Records provided start

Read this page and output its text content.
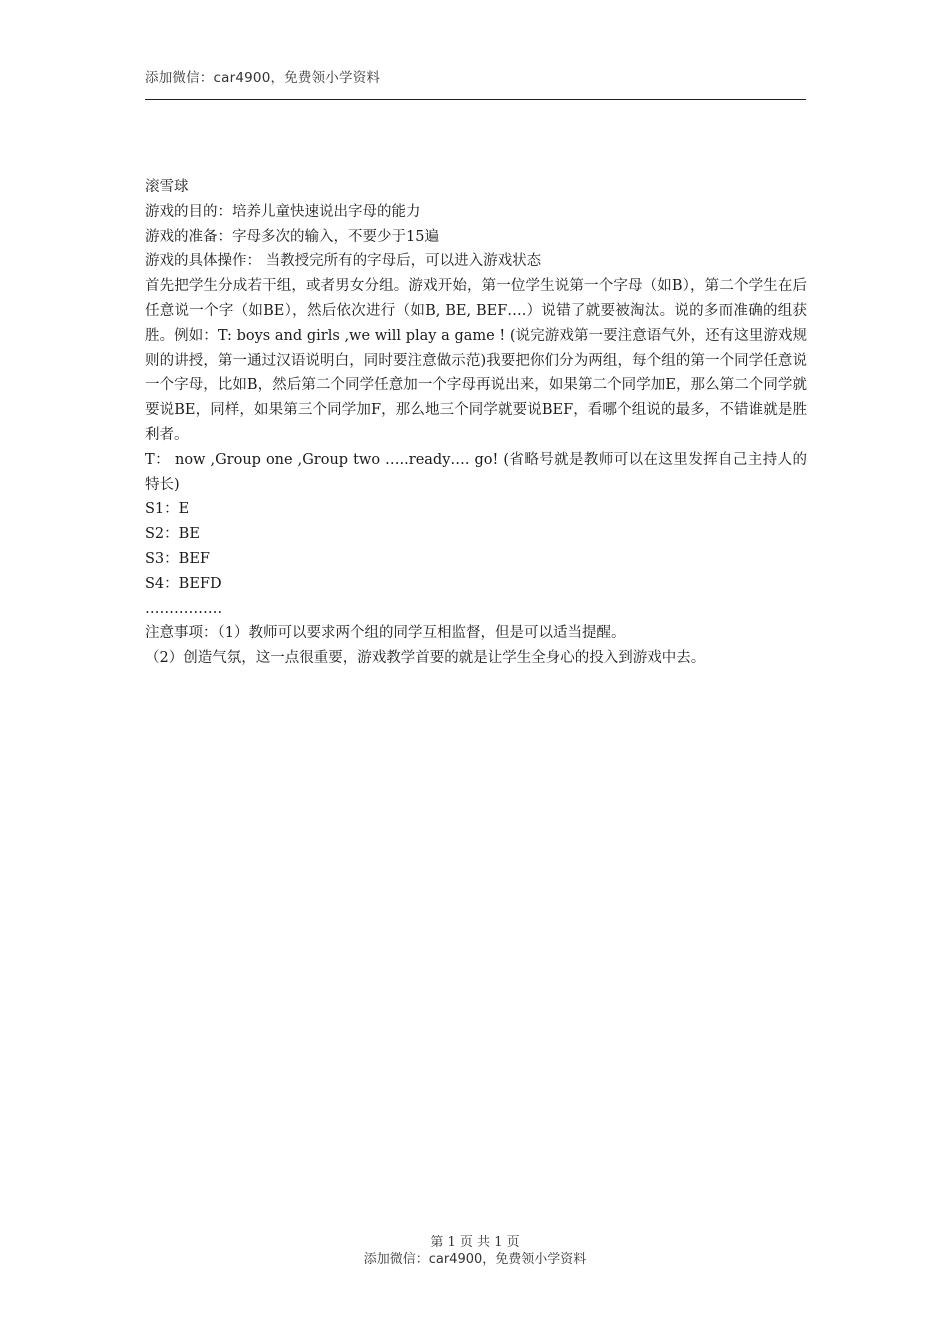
添加微信：car4900，免费领小学资料

滚雪球

游戏的目的：培养儿童快速说出字母的能力

游戏的准备：字母多次的输入，不要少于15遍

游戏的具体操作： 当教授完所有的字母后，可以进入游戏状态

首先把学生分成若干组，或者男女分组。游戏开始，第一位学生说第一个字母（如B），第二个学生在后任意说一个字（如BE），然后依次进行（如B, BE, BEF….）说错了就要被淘汰。说的多而准确的组获胜。例如：T: boys and girls ,we will play a game ! (说完游戏第一要注意语气外，还有这里游戏规则的讲授，第一通过汉语说明白，同时要注意做示范)我要把你们分为两组，每个组的第一个同学任意说一个字母，比如B，然后第二个同学任意加一个字母再说出来，如果第二个同学加E，那么第二个同学就要说BE，同样，如果第三个同学加F，那么地三个同学就要说BEF，看哪个组说的最多，不错谁就是胜利者。

T： now ,Group one ,Group two …..ready…. go! (省略号就是教师可以在这里发挥自己主持人的特长)

S1：E

S2：BE

S3：BEF

S4：BEFD

…………….

注意事项：（1）教师可以要求两个组的同学互相监督，但是可以适当提醒。

（2）创造气氛，这一点很重要，游戏教学首要的就是让学生全身心的投入到游戏中去。

第 1 页 共 1 页
添加微信：car4900，免费领小学资料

Records provided end

Exercise requirements = Give back every line exactly as it stands, pictures excluded.

Answer to the problem =
Read this page and output its text content.
添加微信：car4900，免费领小学资料

滚雪球

游戏的目的：培养儿童快速说出字母的能力

游戏的准备：字母多次的输入，不要少于15遍

游戏的具体操作： 当教授完所有的字母后，可以进入游戏状态

首先把学生分成若干组，或者男女分组。游戏开始，第一位学生说第一个字母（如B），第二个学生在后任意说一个字（如BE），然后依次进行（如B, BE, BEF….）说错了就要被淘汰。说的多而准确的组获胜。例如：T: boys and girls ,we will play a game ! (说完游戏第一要注意语气外，还有这里游戏规则的讲授，第一通过汉语说明白，同时要注意做示范)我要把你们分为两组，每个组的第一个同学任意说一个字母，比如B，然后第二个同学任意加一个字母再说出来，如果第二个同学加E，那么第二个同学就要说BE，同样，如果第三个同学加F，那么地三个同学就要说BEF，看哪个组说的最多，不错谁就是胜利者。

T： now ,Group one ,Group two …..ready…. go! (省略号就是教师可以在这里发挥自己主持人的特长)

S1：E

S2：BE

S3：BEF

S4：BEFD

…………….

注意事项：（1）教师可以要求两个组的同学互相监督，但是可以适当提醒。

（2）创造气氛，这一点很重要，游戏教学首要的就是让学生全身心的投入到游戏中去。

第 1 页 共 1 页
添加微信：car4900，免费领小学资料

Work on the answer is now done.